● **GIVEN TASK**
Repeat the listing exactly as given, omitting every image.

##### DATASET RECORDS

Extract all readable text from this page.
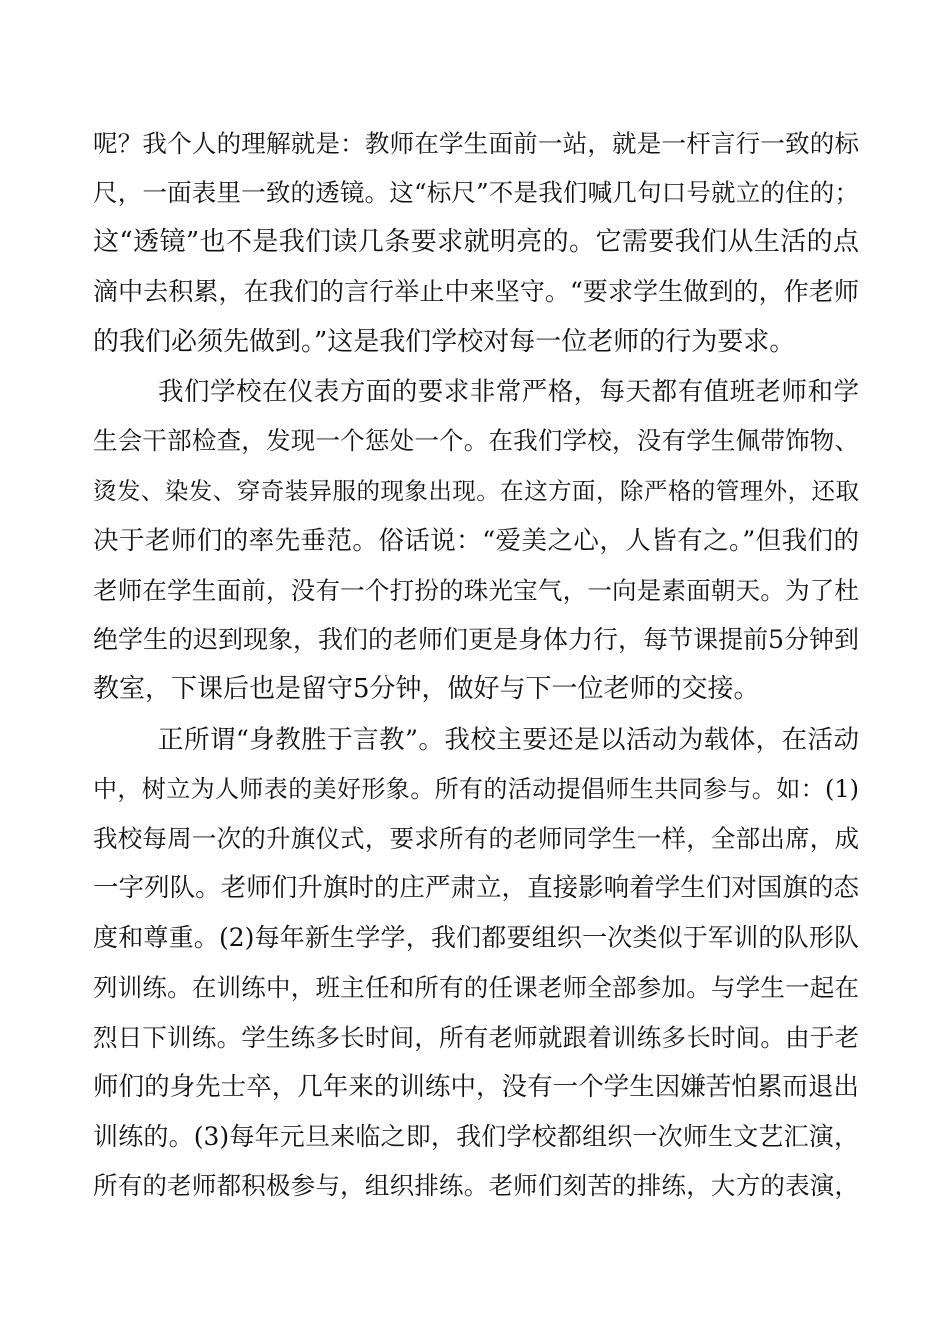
呢？我个人的理解就是：教师在学生面前一站，就是一杆言行一致的标
尺，一面表里一致的透镜。这“标尺”不是我们喊几句口号就立的住的；
这“透镜”也不是我们读几条要求就明亮的。它需要我们从生活的点
滴中去积累，在我们的言行举止中来坚守。“要求学生做到的，作老师
的我们必须先做到。”这是我们学校对每一位老师的行为要求。
我们学校在仪表方面的要求非常严格，每天都有值班老师和学
生会干部检查，发现一个惩处一个。在我们学校，没有学生佩带饰物、
烫发、染发、穿奇装异服的现象出现。在这方面，除严格的管理外，还取
决于老师们的率先垂范。俗话说：“爱美之心，人皆有之。”但我们的
老师在学生面前，没有一个打扮的珠光宝气，一向是素面朝天。为了杜
绝学生的迟到现象，我们的老师们更是身体力行，每节课提前5分钟到
教室，下课后也是留守5分钟，做好与下一位老师的交接。
正所谓“身教胜于言教”。我校主要还是以活动为载体，在活动
中，树立为人师表的美好形象。所有的活动提倡师生共同参与。如：(1)
我校每周一次的升旗仪式，要求所有的老师同学生一样，全部出席，成
一字列队。老师们升旗时的庄严肃立，直接影响着学生们对国旗的态
度和尊重。(2)每年新生学学，我们都要组织一次类似于军训的队形队
列训练。在训练中，班主任和所有的任课老师全部参加。与学生一起在
烈日下训练。学生练多长时间，所有老师就跟着训练多长时间。由于老
师们的身先士卒，几年来的训练中，没有一个学生因嫌苦怕累而退出
训练的。(3)每年元旦来临之即，我们学校都组织一次师生文艺汇演，
所有的老师都积极参与，组织排练。老师们刻苦的排练，大方的表演，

##########

● **THE REPLY**
Extract all readable text from this page.
呢？我个人的理解就是：教师在学生面前一站，就是一杆言行一致的标
尺，一面表里一致的透镜。这“标尺”不是我们喊几句口号就立的住的；
这“透镜”也不是我们读几条要求就明亮的。它需要我们从生活的点
滴中去积累，在我们的言行举止中来坚守。“要求学生做到的，作老师
的我们必须先做到。”这是我们学校对每一位老师的行为要求。
我们学校在仪表方面的要求非常严格，每天都有值班老师和学
生会干部检查，发现一个惩处一个。在我们学校，没有学生佩带饰物、
烫发、染发、穿奇装异服的现象出现。在这方面，除严格的管理外，还取
决于老师们的率先垂范。俗话说：“爱美之心，人皆有之。”但我们的
老师在学生面前，没有一个打扮的珠光宝气，一向是素面朝天。为了杜
绝学生的迟到现象，我们的老师们更是身体力行，每节课提前5分钟到
教室，下课后也是留守5分钟，做好与下一位老师的交接。
正所谓“身教胜于言教”。我校主要还是以活动为载体，在活动
中，树立为人师表的美好形象。所有的活动提倡师生共同参与。如：(1)
我校每周一次的升旗仪式，要求所有的老师同学生一样，全部出席，成
一字列队。老师们升旗时的庄严肃立，直接影响着学生们对国旗的态
度和尊重。(2)每年新生学学，我们都要组织一次类似于军训的队形队
列训练。在训练中，班主任和所有的任课老师全部参加。与学生一起在
烈日下训练。学生练多长时间，所有老师就跟着训练多长时间。由于老
师们的身先士卒，几年来的训练中，没有一个学生因嫌苦怕累而退出
训练的。(3)每年元旦来临之即，我们学校都组织一次师生文艺汇演，
所有的老师都积极参与，组织排练。老师们刻苦的排练，大方的表演，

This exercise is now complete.